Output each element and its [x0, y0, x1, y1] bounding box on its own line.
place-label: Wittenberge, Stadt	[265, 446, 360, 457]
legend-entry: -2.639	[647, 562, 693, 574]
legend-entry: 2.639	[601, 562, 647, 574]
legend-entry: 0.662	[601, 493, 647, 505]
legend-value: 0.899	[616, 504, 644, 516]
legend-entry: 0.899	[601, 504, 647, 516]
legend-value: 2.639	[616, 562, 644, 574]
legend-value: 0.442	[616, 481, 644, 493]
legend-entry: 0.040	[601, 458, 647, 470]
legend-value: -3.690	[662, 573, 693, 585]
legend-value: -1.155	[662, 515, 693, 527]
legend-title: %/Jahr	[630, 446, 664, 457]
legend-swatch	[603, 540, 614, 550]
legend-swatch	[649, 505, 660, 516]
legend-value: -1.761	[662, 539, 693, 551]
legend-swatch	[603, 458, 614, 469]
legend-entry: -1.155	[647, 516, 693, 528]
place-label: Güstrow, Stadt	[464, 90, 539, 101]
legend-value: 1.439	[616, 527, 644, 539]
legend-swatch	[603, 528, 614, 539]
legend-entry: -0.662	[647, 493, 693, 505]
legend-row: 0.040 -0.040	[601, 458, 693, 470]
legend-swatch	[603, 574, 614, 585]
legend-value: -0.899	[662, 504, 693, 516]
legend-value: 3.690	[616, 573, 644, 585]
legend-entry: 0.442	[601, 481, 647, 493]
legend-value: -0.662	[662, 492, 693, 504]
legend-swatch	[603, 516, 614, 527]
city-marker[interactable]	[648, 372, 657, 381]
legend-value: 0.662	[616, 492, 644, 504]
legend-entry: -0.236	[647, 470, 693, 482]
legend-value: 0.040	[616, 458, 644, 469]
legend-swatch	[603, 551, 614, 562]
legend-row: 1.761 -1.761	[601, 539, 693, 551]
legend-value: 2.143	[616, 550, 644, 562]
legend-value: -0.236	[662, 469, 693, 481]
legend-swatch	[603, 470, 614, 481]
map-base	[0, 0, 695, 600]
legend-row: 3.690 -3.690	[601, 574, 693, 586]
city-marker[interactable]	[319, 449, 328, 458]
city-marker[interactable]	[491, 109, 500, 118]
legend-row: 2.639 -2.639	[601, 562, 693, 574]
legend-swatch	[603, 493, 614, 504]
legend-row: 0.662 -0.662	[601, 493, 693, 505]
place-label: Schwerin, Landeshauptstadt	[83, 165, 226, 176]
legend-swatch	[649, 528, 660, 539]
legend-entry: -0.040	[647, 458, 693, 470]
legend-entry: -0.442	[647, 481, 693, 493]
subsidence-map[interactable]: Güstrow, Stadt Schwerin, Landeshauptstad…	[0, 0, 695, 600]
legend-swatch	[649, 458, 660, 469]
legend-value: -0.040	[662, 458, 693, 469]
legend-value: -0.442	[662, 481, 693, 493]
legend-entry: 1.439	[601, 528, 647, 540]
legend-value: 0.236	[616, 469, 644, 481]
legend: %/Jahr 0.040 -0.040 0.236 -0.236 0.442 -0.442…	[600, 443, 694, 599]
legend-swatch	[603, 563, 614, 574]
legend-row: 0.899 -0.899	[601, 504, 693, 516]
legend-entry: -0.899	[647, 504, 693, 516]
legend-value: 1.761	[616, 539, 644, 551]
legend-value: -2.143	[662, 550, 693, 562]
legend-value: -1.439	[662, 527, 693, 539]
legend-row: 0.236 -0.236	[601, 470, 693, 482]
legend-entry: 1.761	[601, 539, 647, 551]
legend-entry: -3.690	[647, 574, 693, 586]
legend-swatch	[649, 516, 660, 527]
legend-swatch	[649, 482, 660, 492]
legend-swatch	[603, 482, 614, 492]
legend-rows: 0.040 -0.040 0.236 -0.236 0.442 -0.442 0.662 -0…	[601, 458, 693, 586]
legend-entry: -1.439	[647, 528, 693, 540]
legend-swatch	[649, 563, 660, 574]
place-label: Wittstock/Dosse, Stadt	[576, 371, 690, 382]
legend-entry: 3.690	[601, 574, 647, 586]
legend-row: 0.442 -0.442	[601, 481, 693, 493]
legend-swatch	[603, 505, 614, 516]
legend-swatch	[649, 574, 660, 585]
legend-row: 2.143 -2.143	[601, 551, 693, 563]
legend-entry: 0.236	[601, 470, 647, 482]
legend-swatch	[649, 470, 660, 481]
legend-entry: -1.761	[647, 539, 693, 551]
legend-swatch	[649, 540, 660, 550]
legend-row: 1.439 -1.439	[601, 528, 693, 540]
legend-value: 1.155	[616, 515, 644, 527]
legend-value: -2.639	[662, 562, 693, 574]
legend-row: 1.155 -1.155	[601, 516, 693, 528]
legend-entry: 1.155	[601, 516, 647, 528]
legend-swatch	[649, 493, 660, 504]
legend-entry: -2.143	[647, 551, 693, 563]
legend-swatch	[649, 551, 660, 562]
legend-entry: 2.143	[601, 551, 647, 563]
***
## Your goal
Swap every "place-label" in the data above for "town-label" and give all the lines again with nothing else changed.

## Problem solution
Output each element and its [x0, y0, x1, y1] bounding box on its own line.
town-label: Wittenberge, Stadt	[265, 446, 360, 457]
legend-entry: -2.639	[647, 562, 693, 574]
legend-entry: 2.639	[601, 562, 647, 574]
legend-entry: 0.662	[601, 493, 647, 505]
legend-value: 0.899	[616, 504, 644, 516]
legend-entry: 0.899	[601, 504, 647, 516]
legend-value: 2.639	[616, 562, 644, 574]
legend-value: 0.442	[616, 481, 644, 493]
legend-entry: 0.040	[601, 458, 647, 470]
legend-value: -3.690	[662, 573, 693, 585]
legend-value: -1.155	[662, 515, 693, 527]
legend-title: %/Jahr	[630, 446, 664, 457]
legend-swatch	[603, 540, 614, 550]
legend-swatch	[649, 505, 660, 516]
legend-value: -1.761	[662, 539, 693, 551]
legend-swatch	[603, 458, 614, 469]
legend-entry: -1.155	[647, 516, 693, 528]
town-label: Güstrow, Stadt	[464, 90, 539, 101]
legend-value: 1.439	[616, 527, 644, 539]
legend-swatch	[603, 528, 614, 539]
legend-entry: -0.662	[647, 493, 693, 505]
legend-row: 0.040 -0.040	[601, 458, 693, 470]
legend-swatch	[603, 574, 614, 585]
legend-value: -0.899	[662, 504, 693, 516]
legend-value: 3.690	[616, 573, 644, 585]
legend-entry: 0.442	[601, 481, 647, 493]
legend-value: -0.662	[662, 492, 693, 504]
legend-swatch	[603, 516, 614, 527]
city-marker[interactable]	[648, 372, 657, 381]
legend-value: 0.662	[616, 492, 644, 504]
legend-entry: -0.236	[647, 470, 693, 482]
legend-value: 0.040	[616, 458, 644, 469]
legend-swatch	[603, 551, 614, 562]
legend-row: 1.761 -1.761	[601, 539, 693, 551]
legend-value: 2.143	[616, 550, 644, 562]
legend-value: -0.236	[662, 469, 693, 481]
legend-swatch	[603, 470, 614, 481]
map-base	[0, 0, 695, 600]
legend-row: 3.690 -3.690	[601, 574, 693, 586]
city-marker[interactable]	[319, 449, 328, 458]
city-marker[interactable]	[491, 109, 500, 118]
legend-row: 2.639 -2.639	[601, 562, 693, 574]
legend-swatch	[603, 493, 614, 504]
legend-row: 0.662 -0.662	[601, 493, 693, 505]
town-label: Schwerin, Landeshauptstadt	[83, 165, 226, 176]
legend-swatch	[649, 528, 660, 539]
legend-entry: -0.040	[647, 458, 693, 470]
legend-entry: -0.442	[647, 481, 693, 493]
subsidence-map[interactable]: Güstrow, Stadt Schwerin, Landeshauptstad…	[0, 0, 695, 600]
legend-swatch	[649, 458, 660, 469]
legend-value: -0.040	[662, 458, 693, 469]
legend-value: -0.442	[662, 481, 693, 493]
legend-entry: 1.439	[601, 528, 647, 540]
legend-value: 0.236	[616, 469, 644, 481]
legend: %/Jahr 0.040 -0.040 0.236 -0.236 0.442 -0.442…	[600, 443, 694, 599]
legend-swatch	[603, 563, 614, 574]
legend-row: 0.899 -0.899	[601, 504, 693, 516]
legend-entry: -0.899	[647, 504, 693, 516]
legend-value: 1.761	[616, 539, 644, 551]
legend-value: -2.143	[662, 550, 693, 562]
legend-value: -1.439	[662, 527, 693, 539]
legend-row: 0.236 -0.236	[601, 470, 693, 482]
legend-entry: 1.761	[601, 539, 647, 551]
legend-entry: -3.690	[647, 574, 693, 586]
legend-swatch	[649, 516, 660, 527]
legend-swatch	[649, 482, 660, 492]
legend-swatch	[603, 482, 614, 492]
legend-rows: 0.040 -0.040 0.236 -0.236 0.442 -0.442 0.662 -0…	[601, 458, 693, 586]
legend-entry: -1.439	[647, 528, 693, 540]
legend-swatch	[649, 563, 660, 574]
town-label: Wittstock/Dosse, Stadt	[576, 371, 690, 382]
legend-entry: 3.690	[601, 574, 647, 586]
legend-row: 0.442 -0.442	[601, 481, 693, 493]
legend-swatch	[603, 505, 614, 516]
legend-swatch	[649, 574, 660, 585]
legend-row: 2.143 -2.143	[601, 551, 693, 563]
legend-entry: 0.236	[601, 470, 647, 482]
legend-swatch	[649, 470, 660, 481]
legend-entry: -1.761	[647, 539, 693, 551]
legend-swatch	[649, 540, 660, 550]
legend-row: 1.439 -1.439	[601, 528, 693, 540]
legend-value: 1.155	[616, 515, 644, 527]
legend-value: -2.639	[662, 562, 693, 574]
legend-row: 1.155 -1.155	[601, 516, 693, 528]
legend-entry: 1.155	[601, 516, 647, 528]
legend-swatch	[649, 493, 660, 504]
legend-entry: -2.143	[647, 551, 693, 563]
legend-swatch	[649, 551, 660, 562]
legend-entry: 2.143	[601, 551, 647, 563]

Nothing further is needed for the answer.